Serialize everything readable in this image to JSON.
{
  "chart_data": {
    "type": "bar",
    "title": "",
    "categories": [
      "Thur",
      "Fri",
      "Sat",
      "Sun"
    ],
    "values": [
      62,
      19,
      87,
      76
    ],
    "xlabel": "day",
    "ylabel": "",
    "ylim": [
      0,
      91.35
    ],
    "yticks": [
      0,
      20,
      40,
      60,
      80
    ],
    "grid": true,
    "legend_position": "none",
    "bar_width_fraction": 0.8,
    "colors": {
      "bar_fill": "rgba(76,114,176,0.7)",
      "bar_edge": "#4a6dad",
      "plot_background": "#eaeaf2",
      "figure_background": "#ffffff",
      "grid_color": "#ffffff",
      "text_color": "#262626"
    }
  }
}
==
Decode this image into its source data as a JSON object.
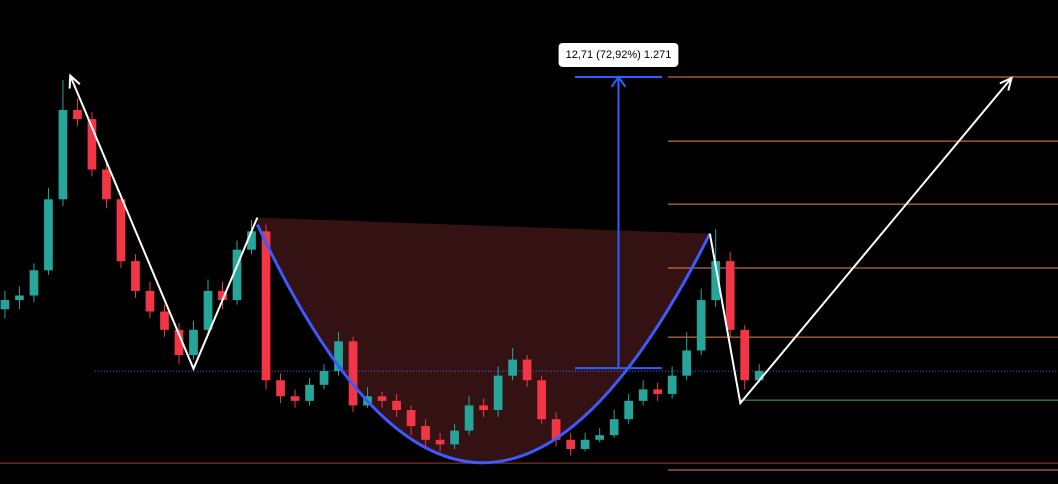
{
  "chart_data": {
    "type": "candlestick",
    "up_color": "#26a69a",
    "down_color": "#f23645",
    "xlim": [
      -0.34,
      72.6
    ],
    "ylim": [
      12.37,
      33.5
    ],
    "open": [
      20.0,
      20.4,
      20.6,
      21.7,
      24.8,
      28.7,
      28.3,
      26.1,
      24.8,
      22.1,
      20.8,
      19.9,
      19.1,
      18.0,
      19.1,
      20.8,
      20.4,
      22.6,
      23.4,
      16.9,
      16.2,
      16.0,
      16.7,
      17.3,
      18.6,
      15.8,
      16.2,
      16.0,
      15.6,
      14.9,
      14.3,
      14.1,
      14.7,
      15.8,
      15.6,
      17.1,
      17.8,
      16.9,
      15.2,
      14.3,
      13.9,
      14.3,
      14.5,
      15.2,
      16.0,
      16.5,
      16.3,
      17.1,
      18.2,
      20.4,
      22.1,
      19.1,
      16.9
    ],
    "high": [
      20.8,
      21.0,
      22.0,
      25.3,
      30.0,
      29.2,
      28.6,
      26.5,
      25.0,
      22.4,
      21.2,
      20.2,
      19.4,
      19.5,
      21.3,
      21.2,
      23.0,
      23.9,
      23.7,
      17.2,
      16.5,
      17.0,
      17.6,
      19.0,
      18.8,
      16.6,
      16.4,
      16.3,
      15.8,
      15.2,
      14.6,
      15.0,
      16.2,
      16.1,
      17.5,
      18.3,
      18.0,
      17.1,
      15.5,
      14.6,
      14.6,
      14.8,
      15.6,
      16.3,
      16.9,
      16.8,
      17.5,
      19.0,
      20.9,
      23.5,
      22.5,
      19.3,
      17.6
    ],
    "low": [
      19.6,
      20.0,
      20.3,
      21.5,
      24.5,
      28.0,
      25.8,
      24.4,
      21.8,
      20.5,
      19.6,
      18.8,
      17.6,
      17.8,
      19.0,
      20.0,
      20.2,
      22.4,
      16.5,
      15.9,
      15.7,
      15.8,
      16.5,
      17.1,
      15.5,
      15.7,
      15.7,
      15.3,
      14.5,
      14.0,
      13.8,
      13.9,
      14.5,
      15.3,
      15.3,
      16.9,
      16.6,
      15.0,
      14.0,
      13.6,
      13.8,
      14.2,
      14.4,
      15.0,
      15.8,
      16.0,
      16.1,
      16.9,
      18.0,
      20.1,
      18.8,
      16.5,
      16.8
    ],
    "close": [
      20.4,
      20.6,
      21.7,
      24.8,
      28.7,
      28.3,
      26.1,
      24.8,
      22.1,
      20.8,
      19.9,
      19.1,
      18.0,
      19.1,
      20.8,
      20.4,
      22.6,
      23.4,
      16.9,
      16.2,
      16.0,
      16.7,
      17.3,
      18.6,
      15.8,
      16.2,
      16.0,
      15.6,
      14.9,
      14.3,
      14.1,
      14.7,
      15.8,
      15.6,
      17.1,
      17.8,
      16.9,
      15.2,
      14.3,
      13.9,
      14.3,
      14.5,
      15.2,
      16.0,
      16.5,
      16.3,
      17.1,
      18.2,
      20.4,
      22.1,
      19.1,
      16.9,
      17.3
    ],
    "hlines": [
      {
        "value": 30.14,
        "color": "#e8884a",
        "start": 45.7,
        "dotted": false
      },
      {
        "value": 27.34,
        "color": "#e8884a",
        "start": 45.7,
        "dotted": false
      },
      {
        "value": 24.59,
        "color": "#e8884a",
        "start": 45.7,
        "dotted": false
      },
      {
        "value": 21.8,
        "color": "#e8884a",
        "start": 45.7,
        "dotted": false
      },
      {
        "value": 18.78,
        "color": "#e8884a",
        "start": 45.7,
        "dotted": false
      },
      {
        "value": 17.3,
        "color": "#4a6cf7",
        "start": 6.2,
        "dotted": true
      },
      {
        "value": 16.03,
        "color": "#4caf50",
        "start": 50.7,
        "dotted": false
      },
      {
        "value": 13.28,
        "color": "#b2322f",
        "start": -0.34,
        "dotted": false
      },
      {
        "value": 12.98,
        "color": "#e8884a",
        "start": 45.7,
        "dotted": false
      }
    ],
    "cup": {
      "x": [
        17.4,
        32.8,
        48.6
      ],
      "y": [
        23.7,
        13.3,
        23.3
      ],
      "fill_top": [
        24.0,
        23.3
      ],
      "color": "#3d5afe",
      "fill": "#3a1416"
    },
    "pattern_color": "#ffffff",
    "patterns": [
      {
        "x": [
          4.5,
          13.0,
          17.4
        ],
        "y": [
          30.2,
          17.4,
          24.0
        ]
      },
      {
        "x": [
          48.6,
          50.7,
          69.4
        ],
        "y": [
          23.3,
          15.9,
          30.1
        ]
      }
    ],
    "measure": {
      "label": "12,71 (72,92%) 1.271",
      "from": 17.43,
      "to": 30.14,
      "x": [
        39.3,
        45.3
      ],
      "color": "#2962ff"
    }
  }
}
--
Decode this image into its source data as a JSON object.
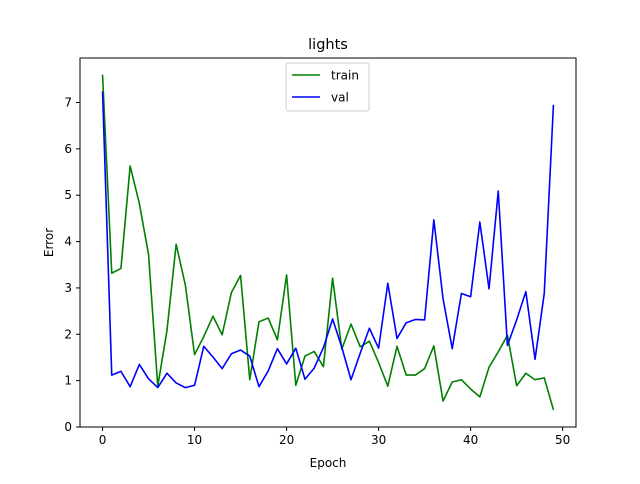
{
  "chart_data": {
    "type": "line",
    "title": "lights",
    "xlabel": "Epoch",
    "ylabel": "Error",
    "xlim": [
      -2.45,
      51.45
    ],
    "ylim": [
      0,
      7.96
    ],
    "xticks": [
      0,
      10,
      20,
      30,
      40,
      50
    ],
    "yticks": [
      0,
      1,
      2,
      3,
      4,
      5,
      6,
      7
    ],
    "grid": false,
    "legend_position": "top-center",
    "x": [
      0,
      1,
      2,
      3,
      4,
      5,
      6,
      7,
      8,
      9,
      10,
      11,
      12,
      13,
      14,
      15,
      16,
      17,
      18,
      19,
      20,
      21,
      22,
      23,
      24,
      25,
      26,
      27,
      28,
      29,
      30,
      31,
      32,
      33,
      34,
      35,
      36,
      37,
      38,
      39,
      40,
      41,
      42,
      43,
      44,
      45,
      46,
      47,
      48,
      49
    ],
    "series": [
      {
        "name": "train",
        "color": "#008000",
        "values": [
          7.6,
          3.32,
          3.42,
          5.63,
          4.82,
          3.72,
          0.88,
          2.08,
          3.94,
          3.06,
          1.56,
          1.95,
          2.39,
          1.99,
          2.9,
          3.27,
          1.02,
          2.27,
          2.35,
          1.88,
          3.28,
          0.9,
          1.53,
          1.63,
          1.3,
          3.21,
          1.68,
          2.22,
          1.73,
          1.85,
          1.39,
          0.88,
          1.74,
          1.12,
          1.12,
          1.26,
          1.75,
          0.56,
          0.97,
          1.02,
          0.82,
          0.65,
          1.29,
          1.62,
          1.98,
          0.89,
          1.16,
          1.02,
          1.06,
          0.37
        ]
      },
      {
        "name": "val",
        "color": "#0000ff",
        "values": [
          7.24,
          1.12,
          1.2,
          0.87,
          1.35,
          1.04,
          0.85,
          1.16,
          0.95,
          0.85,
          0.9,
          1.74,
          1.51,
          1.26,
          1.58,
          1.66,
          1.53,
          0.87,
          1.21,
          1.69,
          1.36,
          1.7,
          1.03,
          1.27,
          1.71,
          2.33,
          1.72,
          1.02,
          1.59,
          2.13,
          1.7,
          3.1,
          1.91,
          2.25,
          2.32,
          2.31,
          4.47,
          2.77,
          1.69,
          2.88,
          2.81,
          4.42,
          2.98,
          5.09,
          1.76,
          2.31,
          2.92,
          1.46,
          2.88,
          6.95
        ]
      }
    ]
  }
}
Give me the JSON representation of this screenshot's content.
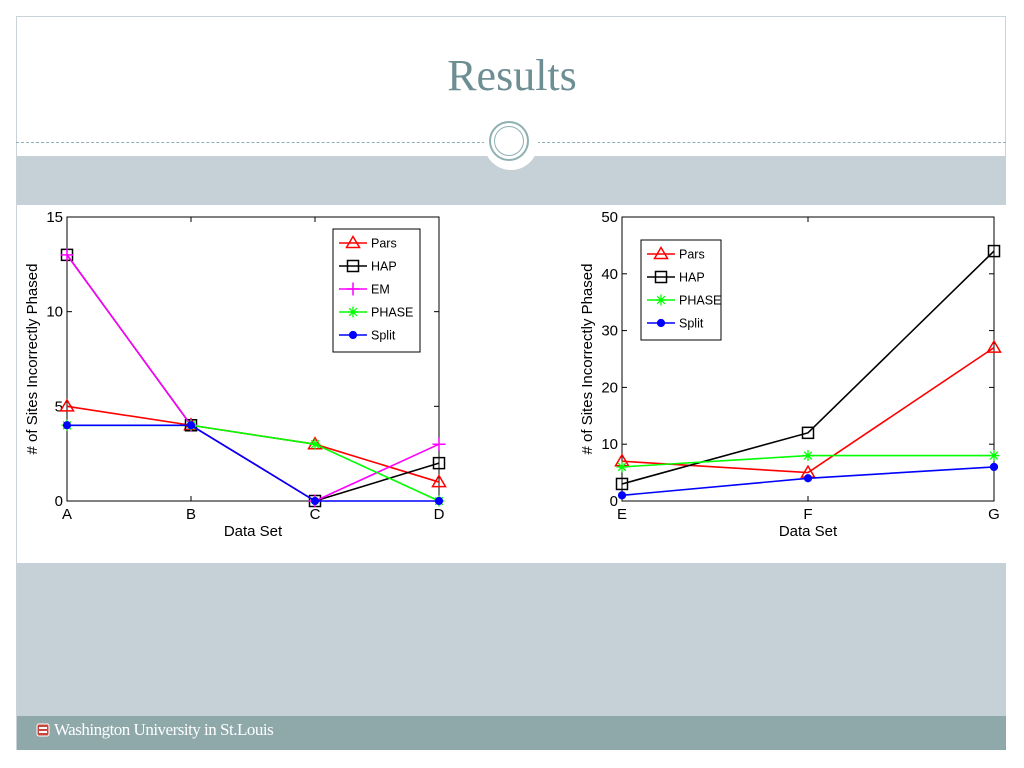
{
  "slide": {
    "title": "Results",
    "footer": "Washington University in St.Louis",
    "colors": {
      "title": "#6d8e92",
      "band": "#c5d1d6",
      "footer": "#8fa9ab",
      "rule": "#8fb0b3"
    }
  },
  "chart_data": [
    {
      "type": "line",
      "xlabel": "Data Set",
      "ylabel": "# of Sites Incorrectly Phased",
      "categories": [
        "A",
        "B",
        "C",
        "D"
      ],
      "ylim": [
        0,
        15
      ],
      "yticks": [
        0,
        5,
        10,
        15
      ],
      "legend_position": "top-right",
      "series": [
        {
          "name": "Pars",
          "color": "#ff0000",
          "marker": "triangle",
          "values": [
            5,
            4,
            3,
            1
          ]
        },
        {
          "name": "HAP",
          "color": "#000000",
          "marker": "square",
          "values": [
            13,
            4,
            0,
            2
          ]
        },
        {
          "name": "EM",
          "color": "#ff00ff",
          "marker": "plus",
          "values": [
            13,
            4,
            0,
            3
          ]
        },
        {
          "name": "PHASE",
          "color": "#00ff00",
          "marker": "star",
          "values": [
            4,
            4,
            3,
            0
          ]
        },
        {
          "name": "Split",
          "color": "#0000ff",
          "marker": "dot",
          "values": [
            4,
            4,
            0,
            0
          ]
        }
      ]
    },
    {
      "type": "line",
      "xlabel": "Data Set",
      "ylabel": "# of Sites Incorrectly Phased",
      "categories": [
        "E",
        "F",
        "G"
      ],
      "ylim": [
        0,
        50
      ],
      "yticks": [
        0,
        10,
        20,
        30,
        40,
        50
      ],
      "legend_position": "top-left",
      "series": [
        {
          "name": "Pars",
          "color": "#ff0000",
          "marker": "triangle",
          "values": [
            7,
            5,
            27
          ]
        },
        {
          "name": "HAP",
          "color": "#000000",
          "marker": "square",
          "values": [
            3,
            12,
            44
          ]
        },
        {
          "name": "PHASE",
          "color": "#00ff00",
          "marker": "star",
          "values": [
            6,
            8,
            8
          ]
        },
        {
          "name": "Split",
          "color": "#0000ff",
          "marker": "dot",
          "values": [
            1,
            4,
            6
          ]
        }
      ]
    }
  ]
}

### Given instruction
Count the lines in the material above where the string "xlabel" appears, then state only that count.

### Finished answer
4